> **Direction**
Look through the material below, count the lines containing the word "title", and state only the count.

[Data entries for graphics]
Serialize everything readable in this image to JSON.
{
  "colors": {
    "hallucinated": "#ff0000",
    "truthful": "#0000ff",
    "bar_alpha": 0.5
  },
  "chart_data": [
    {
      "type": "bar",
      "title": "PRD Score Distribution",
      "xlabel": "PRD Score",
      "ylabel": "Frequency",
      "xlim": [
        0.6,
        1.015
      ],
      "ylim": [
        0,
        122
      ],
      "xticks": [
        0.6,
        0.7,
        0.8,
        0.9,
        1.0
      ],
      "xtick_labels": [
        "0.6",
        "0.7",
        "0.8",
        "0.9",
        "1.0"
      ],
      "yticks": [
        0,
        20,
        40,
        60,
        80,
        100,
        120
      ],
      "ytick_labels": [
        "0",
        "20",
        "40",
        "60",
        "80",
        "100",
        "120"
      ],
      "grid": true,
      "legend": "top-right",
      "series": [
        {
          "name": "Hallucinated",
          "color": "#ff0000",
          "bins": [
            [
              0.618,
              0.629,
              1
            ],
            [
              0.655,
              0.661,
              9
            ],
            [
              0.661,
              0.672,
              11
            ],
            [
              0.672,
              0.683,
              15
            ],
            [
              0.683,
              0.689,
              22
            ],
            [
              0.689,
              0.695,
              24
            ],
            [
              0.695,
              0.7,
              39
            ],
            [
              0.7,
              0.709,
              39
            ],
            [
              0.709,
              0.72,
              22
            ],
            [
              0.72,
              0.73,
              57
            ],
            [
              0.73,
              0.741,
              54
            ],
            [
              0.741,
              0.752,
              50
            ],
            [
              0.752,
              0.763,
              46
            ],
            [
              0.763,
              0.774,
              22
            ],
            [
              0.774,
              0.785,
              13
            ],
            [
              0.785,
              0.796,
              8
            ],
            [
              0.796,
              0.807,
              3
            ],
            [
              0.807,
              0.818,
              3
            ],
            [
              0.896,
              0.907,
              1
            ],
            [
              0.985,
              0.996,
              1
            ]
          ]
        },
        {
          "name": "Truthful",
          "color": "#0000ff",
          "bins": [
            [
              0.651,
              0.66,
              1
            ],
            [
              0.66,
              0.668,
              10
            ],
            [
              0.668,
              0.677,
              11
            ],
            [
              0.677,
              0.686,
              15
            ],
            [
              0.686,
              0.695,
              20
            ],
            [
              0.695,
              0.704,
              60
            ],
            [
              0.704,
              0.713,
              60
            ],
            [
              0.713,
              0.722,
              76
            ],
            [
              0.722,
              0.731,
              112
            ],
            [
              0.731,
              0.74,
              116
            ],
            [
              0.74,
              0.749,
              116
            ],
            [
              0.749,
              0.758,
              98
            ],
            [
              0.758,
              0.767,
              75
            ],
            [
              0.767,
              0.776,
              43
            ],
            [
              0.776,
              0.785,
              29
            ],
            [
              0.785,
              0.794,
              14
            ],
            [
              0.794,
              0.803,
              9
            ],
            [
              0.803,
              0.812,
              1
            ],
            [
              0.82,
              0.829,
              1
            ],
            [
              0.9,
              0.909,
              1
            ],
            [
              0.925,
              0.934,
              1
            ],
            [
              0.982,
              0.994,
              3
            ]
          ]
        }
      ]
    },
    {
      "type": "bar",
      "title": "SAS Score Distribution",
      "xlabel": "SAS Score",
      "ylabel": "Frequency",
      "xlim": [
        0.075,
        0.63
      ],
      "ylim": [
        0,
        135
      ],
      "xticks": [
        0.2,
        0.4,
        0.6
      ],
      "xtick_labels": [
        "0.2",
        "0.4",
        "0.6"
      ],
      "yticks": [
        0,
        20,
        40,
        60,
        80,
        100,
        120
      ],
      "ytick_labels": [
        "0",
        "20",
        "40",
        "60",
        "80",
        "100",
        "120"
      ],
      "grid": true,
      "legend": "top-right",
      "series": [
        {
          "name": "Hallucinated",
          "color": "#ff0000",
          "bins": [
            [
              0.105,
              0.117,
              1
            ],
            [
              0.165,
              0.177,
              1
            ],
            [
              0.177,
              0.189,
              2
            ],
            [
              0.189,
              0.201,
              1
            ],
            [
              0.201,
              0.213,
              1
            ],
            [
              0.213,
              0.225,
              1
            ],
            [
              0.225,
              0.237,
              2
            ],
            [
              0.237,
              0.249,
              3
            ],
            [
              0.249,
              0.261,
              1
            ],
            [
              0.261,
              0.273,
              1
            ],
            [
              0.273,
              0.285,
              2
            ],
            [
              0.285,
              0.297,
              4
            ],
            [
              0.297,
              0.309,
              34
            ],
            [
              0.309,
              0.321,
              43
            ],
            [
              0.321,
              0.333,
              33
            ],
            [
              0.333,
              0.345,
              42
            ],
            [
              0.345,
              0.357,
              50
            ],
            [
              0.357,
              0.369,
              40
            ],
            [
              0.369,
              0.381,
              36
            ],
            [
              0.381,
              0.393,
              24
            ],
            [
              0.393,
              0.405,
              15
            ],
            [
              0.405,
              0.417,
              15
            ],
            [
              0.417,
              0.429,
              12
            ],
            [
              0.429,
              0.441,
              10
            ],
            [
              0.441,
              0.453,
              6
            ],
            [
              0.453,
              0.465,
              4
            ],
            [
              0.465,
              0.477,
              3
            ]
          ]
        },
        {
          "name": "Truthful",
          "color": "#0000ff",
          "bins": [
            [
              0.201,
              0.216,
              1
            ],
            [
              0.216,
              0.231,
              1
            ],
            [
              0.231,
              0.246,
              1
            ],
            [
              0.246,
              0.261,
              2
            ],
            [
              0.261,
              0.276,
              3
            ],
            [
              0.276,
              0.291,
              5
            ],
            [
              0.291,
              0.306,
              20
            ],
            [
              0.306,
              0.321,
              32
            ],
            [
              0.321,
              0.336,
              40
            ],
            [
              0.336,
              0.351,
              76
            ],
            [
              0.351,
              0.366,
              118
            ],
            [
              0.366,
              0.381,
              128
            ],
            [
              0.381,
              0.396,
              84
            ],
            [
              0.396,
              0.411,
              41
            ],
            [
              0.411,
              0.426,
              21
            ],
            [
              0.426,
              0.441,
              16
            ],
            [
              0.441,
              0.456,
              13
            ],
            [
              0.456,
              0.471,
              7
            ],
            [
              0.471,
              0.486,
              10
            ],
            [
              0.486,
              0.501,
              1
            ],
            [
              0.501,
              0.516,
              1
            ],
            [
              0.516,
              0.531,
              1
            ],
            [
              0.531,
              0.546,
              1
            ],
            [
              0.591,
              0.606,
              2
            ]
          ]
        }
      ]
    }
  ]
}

> **Answer below**
2